◆ TASK PROMPT
Copy every line from the records below that holds the word "JSON".
** START INPUT RECORDS **
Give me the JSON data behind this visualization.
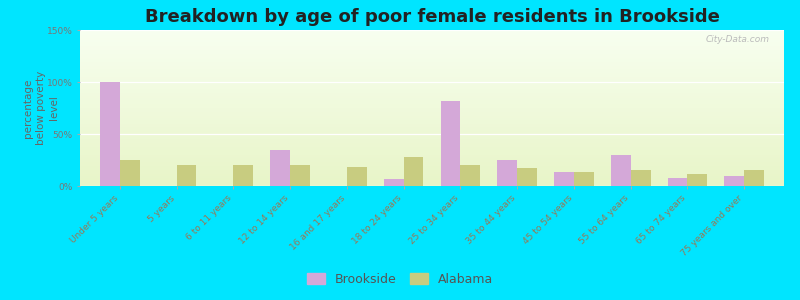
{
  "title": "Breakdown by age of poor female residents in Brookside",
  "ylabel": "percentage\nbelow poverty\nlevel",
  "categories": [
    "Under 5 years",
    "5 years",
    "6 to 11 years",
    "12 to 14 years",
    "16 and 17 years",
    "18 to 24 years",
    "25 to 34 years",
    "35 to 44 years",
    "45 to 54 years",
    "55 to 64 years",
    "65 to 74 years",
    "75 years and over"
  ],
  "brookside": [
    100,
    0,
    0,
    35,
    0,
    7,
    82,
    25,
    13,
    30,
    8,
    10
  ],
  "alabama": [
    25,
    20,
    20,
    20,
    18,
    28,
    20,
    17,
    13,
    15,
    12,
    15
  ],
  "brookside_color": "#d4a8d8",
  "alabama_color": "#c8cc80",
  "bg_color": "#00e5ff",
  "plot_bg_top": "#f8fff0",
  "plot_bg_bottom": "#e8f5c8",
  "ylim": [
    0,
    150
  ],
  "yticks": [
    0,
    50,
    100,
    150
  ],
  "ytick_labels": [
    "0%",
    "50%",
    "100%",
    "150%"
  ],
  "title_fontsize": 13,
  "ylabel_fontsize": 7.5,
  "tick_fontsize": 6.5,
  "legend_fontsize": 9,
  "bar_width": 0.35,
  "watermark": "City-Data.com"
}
** END INPUT RECORDS **
** START INPUT RECORDS **
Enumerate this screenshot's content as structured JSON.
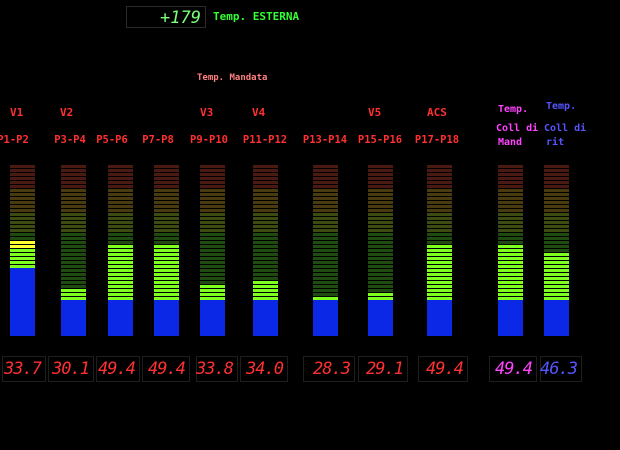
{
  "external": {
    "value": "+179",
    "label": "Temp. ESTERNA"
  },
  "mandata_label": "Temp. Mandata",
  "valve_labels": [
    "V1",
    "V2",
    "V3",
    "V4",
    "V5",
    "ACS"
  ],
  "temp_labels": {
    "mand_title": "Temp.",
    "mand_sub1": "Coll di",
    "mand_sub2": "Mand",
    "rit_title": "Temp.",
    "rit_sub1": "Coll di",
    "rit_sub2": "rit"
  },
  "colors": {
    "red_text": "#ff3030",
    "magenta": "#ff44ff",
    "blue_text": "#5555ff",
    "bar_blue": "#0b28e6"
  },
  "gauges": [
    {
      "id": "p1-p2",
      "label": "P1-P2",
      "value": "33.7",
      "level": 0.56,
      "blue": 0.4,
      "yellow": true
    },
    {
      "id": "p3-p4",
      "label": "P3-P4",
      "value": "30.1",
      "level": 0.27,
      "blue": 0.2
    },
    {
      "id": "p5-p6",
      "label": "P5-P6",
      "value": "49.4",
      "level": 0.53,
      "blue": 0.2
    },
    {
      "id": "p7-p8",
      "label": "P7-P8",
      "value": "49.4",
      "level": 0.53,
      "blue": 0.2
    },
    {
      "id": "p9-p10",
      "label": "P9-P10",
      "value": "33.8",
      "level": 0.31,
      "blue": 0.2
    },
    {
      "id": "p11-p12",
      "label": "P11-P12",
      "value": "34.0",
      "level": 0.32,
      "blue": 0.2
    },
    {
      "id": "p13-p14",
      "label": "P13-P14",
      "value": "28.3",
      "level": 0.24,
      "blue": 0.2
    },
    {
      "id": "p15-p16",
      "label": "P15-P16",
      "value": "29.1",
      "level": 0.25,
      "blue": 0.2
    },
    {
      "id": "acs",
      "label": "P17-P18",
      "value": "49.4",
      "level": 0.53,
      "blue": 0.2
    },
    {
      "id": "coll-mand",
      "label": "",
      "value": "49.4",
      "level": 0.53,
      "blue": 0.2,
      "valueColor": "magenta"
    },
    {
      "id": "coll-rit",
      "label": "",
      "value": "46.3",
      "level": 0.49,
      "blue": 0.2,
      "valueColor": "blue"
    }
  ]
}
** END INPUT RECORDS **
◆ WRITTEN RESPONSE
Give me the JSON data behind this visualization.
Enumerate this screenshot's content as structured JSON.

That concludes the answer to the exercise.